• Written problem: Give every entry again, word for word.

--- --- ---

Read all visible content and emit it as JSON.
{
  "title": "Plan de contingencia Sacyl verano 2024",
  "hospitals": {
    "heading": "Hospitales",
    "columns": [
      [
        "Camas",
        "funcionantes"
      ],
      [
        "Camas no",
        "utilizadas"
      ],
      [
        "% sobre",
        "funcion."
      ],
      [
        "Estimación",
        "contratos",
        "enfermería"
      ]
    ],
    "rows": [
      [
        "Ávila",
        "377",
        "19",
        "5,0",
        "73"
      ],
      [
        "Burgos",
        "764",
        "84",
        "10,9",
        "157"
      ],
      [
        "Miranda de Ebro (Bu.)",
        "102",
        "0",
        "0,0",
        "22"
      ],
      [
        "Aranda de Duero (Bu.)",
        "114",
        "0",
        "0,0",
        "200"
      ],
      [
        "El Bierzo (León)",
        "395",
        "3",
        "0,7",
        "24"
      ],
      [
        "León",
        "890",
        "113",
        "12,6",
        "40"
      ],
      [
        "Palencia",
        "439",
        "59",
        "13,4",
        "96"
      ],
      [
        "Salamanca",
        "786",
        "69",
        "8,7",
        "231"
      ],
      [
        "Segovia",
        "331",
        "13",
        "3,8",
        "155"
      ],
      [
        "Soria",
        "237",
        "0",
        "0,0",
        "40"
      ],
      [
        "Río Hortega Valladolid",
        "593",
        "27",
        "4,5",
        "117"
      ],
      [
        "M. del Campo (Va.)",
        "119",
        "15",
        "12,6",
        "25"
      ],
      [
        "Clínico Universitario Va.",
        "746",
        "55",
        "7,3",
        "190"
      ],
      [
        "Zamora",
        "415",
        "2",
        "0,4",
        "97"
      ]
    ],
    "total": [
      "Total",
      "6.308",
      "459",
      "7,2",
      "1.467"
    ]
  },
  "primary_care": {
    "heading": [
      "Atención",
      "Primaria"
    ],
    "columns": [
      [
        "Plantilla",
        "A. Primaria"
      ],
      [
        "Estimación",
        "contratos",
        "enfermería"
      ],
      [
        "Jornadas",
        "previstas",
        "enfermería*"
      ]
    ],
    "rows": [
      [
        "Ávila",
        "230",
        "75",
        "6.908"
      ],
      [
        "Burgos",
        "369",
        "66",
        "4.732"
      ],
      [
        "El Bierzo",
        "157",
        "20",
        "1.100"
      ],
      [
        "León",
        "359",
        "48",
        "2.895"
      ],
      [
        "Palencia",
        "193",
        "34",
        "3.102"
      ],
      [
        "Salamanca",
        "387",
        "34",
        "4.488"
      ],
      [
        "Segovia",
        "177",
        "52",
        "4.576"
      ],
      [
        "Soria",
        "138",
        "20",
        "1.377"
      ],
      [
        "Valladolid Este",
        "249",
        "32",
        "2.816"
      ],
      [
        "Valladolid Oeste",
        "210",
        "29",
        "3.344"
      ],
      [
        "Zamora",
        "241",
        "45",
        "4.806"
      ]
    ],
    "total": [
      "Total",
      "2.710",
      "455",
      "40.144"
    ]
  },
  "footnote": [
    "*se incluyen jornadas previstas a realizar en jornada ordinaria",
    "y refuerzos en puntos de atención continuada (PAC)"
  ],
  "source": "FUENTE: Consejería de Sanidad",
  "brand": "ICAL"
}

--- --- ---

• Answer for this exercise:
Read all visible content and emit it as JSON.
{
  "title": "Plan de contingencia Sacyl verano 2024",
  "hospitals": {
    "heading": "Hospitales",
    "columns": [
      [
        "Camas",
        "funcionantes"
      ],
      [
        "Camas no",
        "utilizadas"
      ],
      [
        "% sobre",
        "funcion."
      ],
      [
        "Estimación",
        "contratos",
        "enfermería"
      ]
    ],
    "rows": [
      [
        "Ávila",
        "377",
        "19",
        "5,0",
        "73"
      ],
      [
        "Burgos",
        "764",
        "84",
        "10,9",
        "157"
      ],
      [
        "Miranda de Ebro (Bu.)",
        "102",
        "0",
        "0,0",
        "22"
      ],
      [
        "Aranda de Duero (Bu.)",
        "114",
        "0",
        "0,0",
        "200"
      ],
      [
        "El Bierzo (León)",
        "395",
        "3",
        "0,7",
        "24"
      ],
      [
        "León",
        "890",
        "113",
        "12,6",
        "40"
      ],
      [
        "Palencia",
        "439",
        "59",
        "13,4",
        "96"
      ],
      [
        "Salamanca",
        "786",
        "69",
        "8,7",
        "231"
      ],
      [
        "Segovia",
        "331",
        "13",
        "3,8",
        "155"
      ],
      [
        "Soria",
        "237",
        "0",
        "0,0",
        "40"
      ],
      [
        "Río Hortega Valladolid",
        "593",
        "27",
        "4,5",
        "117"
      ],
      [
        "M. del Campo (Va.)",
        "119",
        "15",
        "12,6",
        "25"
      ],
      [
        "Clínico Universitario Va.",
        "746",
        "55",
        "7,3",
        "190"
      ],
      [
        "Zamora",
        "415",
        "2",
        "0,4",
        "97"
      ]
    ],
    "total": [
      "Total",
      "6.308",
      "459",
      "7,2",
      "1.467"
    ]
  },
  "primary_care": {
    "heading": [
      "Atención",
      "Primaria"
    ],
    "columns": [
      [
        "Plantilla",
        "A. Primaria"
      ],
      [
        "Estimación",
        "contratos",
        "enfermería"
      ],
      [
        "Jornadas",
        "previstas",
        "enfermería*"
      ]
    ],
    "rows": [
      [
        "Ávila",
        "230",
        "75",
        "6.908"
      ],
      [
        "Burgos",
        "369",
        "66",
        "4.732"
      ],
      [
        "El Bierzo",
        "157",
        "20",
        "1.100"
      ],
      [
        "León",
        "359",
        "48",
        "2.895"
      ],
      [
        "Palencia",
        "193",
        "34",
        "3.102"
      ],
      [
        "Salamanca",
        "387",
        "34",
        "4.488"
      ],
      [
        "Segovia",
        "177",
        "52",
        "4.576"
      ],
      [
        "Soria",
        "138",
        "20",
        "1.377"
      ],
      [
        "Valladolid Este",
        "249",
        "32",
        "2.816"
      ],
      [
        "Valladolid Oeste",
        "210",
        "29",
        "3.344"
      ],
      [
        "Zamora",
        "241",
        "45",
        "4.806"
      ]
    ],
    "total": [
      "Total",
      "2.710",
      "455",
      "40.144"
    ]
  },
  "footnote": [
    "*se incluyen jornadas previstas a realizar en jornada ordinaria",
    "y refuerzos en puntos de atención continuada (PAC)"
  ],
  "source": "FUENTE: Consejería de Sanidad",
  "brand": "ICAL"
}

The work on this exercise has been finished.